EXERCISE OBJECTIVE: Report every line in the listing that contains the string "JSON".

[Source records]

-- start --

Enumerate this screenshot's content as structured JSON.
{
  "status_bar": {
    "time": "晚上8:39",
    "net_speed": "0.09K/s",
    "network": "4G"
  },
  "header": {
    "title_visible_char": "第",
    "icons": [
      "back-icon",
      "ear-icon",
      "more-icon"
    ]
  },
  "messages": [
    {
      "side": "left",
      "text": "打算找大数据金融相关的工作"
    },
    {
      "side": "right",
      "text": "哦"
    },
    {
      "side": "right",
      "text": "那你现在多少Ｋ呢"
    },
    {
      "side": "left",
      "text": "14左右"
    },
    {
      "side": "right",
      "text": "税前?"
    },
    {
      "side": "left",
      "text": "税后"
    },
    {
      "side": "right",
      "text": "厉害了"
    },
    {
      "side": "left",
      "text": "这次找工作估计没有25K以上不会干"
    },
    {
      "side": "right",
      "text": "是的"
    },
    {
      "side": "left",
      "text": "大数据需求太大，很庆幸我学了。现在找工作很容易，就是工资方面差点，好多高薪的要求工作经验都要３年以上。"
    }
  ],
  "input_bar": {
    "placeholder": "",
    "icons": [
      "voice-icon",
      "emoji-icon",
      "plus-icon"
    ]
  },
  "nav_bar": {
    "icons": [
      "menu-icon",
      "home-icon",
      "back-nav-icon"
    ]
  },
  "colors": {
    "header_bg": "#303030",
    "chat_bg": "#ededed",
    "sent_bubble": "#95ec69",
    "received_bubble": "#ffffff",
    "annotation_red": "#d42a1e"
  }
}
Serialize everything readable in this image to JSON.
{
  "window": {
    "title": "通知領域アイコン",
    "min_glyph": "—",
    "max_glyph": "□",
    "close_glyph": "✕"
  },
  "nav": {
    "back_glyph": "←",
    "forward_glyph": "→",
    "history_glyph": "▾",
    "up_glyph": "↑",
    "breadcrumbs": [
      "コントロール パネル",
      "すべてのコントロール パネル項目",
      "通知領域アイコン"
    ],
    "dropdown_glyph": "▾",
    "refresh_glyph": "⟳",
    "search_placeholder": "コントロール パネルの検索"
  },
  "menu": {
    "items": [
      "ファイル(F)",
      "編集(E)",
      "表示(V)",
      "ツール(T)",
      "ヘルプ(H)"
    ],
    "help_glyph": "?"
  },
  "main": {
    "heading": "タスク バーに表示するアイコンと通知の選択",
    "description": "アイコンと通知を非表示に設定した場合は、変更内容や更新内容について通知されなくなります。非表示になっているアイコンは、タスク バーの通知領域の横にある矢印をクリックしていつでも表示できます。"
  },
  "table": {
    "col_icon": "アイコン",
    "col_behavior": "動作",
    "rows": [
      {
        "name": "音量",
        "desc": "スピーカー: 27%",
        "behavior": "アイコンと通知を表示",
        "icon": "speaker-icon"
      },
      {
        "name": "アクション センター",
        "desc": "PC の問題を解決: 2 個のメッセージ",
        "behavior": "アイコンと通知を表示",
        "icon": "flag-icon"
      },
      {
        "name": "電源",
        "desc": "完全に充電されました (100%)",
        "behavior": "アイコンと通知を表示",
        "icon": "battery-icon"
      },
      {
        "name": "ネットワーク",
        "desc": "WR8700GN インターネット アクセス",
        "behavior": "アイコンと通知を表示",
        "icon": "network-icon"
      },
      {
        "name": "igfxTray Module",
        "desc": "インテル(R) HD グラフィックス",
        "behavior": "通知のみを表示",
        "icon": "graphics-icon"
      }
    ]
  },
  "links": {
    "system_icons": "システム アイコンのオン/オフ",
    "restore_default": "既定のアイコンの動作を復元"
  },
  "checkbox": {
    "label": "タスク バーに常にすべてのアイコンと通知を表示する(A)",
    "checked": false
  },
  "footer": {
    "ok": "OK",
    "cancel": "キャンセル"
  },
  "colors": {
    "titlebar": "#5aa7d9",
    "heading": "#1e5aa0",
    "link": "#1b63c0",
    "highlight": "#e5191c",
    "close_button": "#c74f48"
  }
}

-- end --

WRITTEN RESPONSE:
Enumerate this screenshot's content as structured JSON.
Serialize everything readable in this image to JSON.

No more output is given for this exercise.